--- BEGIN Data supplied ---

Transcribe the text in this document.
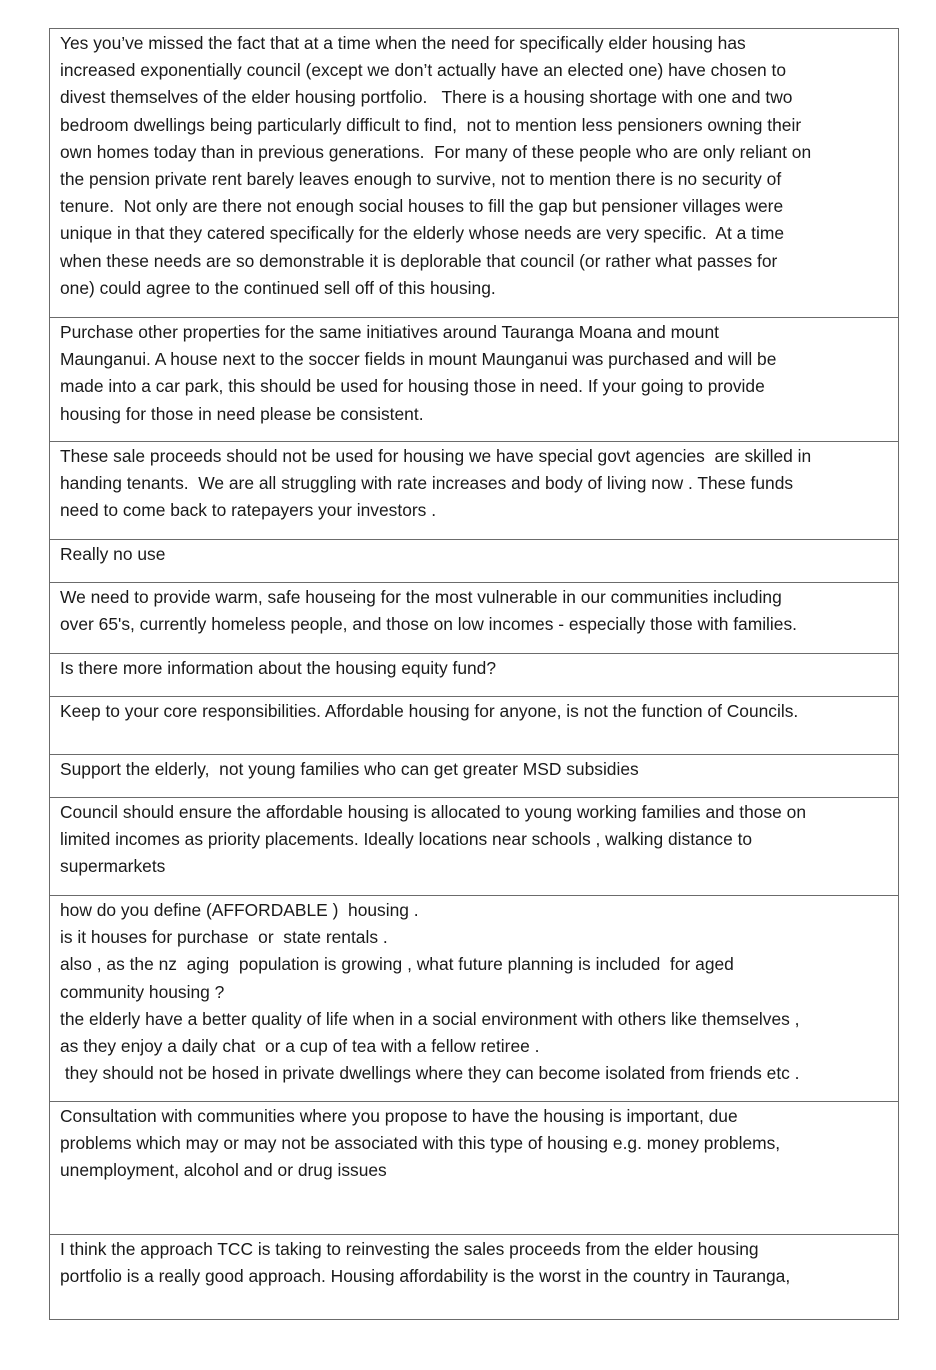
Yes you’ve missed the fact that at a time when the need for specifically elder housing has
increased exponentially council (except we don’t actually have an elected one) have chosen to
divest themselves of the elder housing portfolio.   There is a housing shortage with one and two
bedroom dwellings being particularly difficult to find,  not to mention less pensioners owning their
own homes today than in previous generations.  For many of these people who are only reliant on
the pension private rent barely leaves enough to survive, not to mention there is no security of
tenure.  Not only are there not enough social houses to fill the gap but pensioner villages were
unique in that they catered specifically for the elderly whose needs are very specific.  At a time
when these needs are so demonstrable it is deplorable that council (or rather what passes for
one) could agree to the continued sell off of this housing.
Purchase other properties for the same initiatives around Tauranga Moana and mount
Maunganui. A house next to the soccer fields in mount Maunganui was purchased and will be
made into a car park, this should be used for housing those in need. If your going to provide
housing for those in need please be consistent.
These sale proceeds should not be used for housing we have special govt agencies  are skilled in
handing tenants.  We are all struggling with rate increases and body of living now . These funds
need to come back to ratepayers your investors .
Really no use
We need to provide warm, safe houseing for the most vulnerable in our communities including
over 65's, currently homeless people, and those on low incomes - especially those with families.
Is there more information about the housing equity fund?
Keep to your core responsibilities. Affordable housing for anyone, is not the function of Councils.
Support the elderly,  not young families who can get greater MSD subsidies
Council should ensure the affordable housing is allocated to young working families and those on
limited incomes as priority placements. Ideally locations near schools , walking distance to
supermarkets
how do you define (AFFORDABLE )  housing .
is it houses for purchase  or  state rentals .
also , as the nz  aging  population is growing , what future planning is included  for aged
community housing ?
the elderly have a better quality of life when in a social environment with others like themselves ,
as they enjoy a daily chat  or a cup of tea with a fellow retiree .
they should not be hosed in private dwellings where they can become isolated from friends etc .
Consultation with communities where you propose to have the housing is important, due
problems which may or may not be associated with this type of housing e.g. money problems,
unemployment, alcohol and or drug issues
I think the approach TCC is taking to reinvesting the sales proceeds from the elder housing
portfolio is a really good approach. Housing affordability is the worst in the country in Tauranga,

--- END Data supplied ---

Short exercise – Take the listing and print it again exactly, but without any pictures.

The output –
Transcribe the text in this document.
Yes you’ve missed the fact that at a time when the need for specifically elder housing has
increased exponentially council (except we don’t actually have an elected one) have chosen to
divest themselves of the elder housing portfolio.   There is a housing shortage with one and two
bedroom dwellings being particularly difficult to find,  not to mention less pensioners owning their
own homes today than in previous generations.  For many of these people who are only reliant on
the pension private rent barely leaves enough to survive, not to mention there is no security of
tenure.  Not only are there not enough social houses to fill the gap but pensioner villages were
unique in that they catered specifically for the elderly whose needs are very specific.  At a time
when these needs are so demonstrable it is deplorable that council (or rather what passes for
one) could agree to the continued sell off of this housing.
Purchase other properties for the same initiatives around Tauranga Moana and mount
Maunganui. A house next to the soccer fields in mount Maunganui was purchased and will be
made into a car park, this should be used for housing those in need. If your going to provide
housing for those in need please be consistent.
These sale proceeds should not be used for housing we have special govt agencies  are skilled in
handing tenants.  We are all struggling with rate increases and body of living now . These funds
need to come back to ratepayers your investors .
Really no use
We need to provide warm, safe houseing for the most vulnerable in our communities including
over 65's, currently homeless people, and those on low incomes - especially those with families.
Is there more information about the housing equity fund?
Keep to your core responsibilities. Affordable housing for anyone, is not the function of Councils.
Support the elderly,  not young families who can get greater MSD subsidies
Council should ensure the affordable housing is allocated to young working families and those on
limited incomes as priority placements. Ideally locations near schools , walking distance to
supermarkets
how do you define (AFFORDABLE )  housing .
is it houses for purchase  or  state rentals .
also , as the nz  aging  population is growing , what future planning is included  for aged
community housing ?
the elderly have a better quality of life when in a social environment with others like themselves ,
as they enjoy a daily chat  or a cup of tea with a fellow retiree .
they should not be hosed in private dwellings where they can become isolated from friends etc .
Consultation with communities where you propose to have the housing is important, due
problems which may or may not be associated with this type of housing e.g. money problems,
unemployment, alcohol and or drug issues
I think the approach TCC is taking to reinvesting the sales proceeds from the elder housing
portfolio is a really good approach. Housing affordability is the worst in the country in Tauranga,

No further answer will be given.